### SUPPLIED TEXT
Jon said, “You’ve just got to be incredibly thick-skinned, unembarrassable, shameless, even sociopathic about it. That’s the way to deal with it.” I wasn’t able to do that, and that’s not always the advice I’d give people—but I think, in those circumstances, it was good rule-of-thumb advice.

Because no organisation like that existed at the time, once I’d recovered—and after attending the Oxford meeting—I thought: I really need to set this up. And it wasn’t like cancel culture was going away.

TY: The current government wants to ramp up the number of non-crime hate incidents the police are recording. That’s when you’re reported for a hate crime, the police investigate, conclude that you haven’t committed a crime, and then record it as a “non-crime hate incident.” That attaches itself to your criminal record. If you apply for a job that requires an enhanced criminal records check, it can show up and stop you from getting the job.

### EXTRACTED MATERIAL
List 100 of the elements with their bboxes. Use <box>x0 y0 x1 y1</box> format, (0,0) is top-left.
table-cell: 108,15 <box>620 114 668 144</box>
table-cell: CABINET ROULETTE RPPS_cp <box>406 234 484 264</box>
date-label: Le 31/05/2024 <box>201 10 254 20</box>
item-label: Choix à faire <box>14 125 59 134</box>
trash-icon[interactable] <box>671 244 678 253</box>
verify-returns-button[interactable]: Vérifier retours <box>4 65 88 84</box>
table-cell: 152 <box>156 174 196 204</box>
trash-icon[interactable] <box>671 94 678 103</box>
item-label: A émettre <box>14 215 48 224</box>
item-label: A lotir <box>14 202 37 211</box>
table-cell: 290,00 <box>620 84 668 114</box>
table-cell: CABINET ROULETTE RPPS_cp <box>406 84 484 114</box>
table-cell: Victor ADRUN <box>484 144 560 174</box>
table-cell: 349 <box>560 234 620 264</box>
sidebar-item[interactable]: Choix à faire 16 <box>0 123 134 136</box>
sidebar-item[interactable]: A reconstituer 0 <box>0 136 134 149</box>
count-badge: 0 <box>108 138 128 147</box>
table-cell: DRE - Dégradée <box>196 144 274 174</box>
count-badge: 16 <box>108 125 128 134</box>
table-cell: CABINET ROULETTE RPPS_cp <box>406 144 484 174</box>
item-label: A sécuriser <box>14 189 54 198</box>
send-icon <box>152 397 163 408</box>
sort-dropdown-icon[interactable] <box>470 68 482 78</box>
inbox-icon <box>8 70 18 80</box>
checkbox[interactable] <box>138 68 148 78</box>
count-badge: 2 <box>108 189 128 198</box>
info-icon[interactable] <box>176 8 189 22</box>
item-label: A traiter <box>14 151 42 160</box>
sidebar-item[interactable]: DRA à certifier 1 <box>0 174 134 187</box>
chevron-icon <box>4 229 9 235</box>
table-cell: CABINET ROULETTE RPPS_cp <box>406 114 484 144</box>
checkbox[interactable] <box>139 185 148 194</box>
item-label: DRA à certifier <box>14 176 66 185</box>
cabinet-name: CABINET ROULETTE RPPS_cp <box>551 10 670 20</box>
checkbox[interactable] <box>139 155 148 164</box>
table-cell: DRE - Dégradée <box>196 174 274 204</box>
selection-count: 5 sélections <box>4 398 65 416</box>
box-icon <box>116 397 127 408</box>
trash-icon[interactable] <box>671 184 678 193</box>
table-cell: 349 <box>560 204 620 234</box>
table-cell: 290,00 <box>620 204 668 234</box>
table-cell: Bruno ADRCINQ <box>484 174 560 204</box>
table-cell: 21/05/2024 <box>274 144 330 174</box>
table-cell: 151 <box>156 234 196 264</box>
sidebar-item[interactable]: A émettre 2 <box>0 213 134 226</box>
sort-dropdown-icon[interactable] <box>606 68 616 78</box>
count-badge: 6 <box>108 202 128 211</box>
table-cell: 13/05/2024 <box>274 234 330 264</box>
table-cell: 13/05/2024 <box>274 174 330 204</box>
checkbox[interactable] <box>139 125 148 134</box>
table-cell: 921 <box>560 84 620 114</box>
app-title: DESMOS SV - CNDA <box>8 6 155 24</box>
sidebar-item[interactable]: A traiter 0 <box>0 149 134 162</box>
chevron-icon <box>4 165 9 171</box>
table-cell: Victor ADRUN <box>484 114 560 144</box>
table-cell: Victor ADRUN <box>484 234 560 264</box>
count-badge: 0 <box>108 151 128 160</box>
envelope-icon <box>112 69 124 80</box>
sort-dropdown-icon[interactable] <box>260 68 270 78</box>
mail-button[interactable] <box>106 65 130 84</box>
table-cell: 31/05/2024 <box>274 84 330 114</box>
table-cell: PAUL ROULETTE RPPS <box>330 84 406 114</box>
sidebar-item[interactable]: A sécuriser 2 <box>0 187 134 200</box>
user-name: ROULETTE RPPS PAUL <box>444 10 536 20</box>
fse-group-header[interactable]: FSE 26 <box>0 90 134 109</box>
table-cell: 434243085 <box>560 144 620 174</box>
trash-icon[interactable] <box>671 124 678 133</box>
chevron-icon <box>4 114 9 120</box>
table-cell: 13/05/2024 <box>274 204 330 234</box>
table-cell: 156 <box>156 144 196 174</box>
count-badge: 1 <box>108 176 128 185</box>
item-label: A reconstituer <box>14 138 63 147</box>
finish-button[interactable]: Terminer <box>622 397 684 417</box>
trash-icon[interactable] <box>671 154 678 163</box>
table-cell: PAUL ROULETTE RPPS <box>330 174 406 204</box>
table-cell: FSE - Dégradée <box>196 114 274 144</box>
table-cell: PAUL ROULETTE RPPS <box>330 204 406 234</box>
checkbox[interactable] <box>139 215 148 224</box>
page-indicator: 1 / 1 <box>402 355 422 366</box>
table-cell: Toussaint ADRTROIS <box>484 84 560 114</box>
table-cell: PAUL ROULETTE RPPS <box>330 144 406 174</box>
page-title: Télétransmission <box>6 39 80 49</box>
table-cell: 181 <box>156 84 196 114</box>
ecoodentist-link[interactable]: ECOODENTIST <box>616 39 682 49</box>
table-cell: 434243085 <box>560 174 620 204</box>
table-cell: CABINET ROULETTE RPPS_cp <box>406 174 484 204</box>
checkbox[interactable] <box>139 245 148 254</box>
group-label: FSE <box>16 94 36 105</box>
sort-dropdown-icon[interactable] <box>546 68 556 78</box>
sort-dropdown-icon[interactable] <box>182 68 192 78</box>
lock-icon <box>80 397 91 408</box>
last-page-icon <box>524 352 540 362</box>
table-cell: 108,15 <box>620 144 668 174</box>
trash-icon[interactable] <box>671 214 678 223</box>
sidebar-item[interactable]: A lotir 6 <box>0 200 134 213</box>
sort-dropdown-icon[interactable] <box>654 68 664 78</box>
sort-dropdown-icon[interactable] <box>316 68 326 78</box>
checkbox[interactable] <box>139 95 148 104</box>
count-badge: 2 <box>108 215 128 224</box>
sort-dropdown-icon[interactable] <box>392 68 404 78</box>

### WORK TO BE COMPLETED
Pull the passage from the interview on cancel culture word for word, starting at the words "Because no organisation" and stopping after "getting the job.".

### RESULT
Because no organisation like that existed at the time, once I’d recovered—and after attending the Oxford meeting—I thought: I really need to set this up. And it wasn’t like cancel culture was going away.

TY: The current government wants to ramp up the number of non-crime hate incidents the police are recording. That’s when you’re reported for a hate crime, the police investigate, conclude that you haven’t committed a crime, and then record it as a “non-crime hate incident.” That attaches itself to your criminal record. If you apply for a job that requires an enhanced criminal records check, it can show up and stop you from getting the job.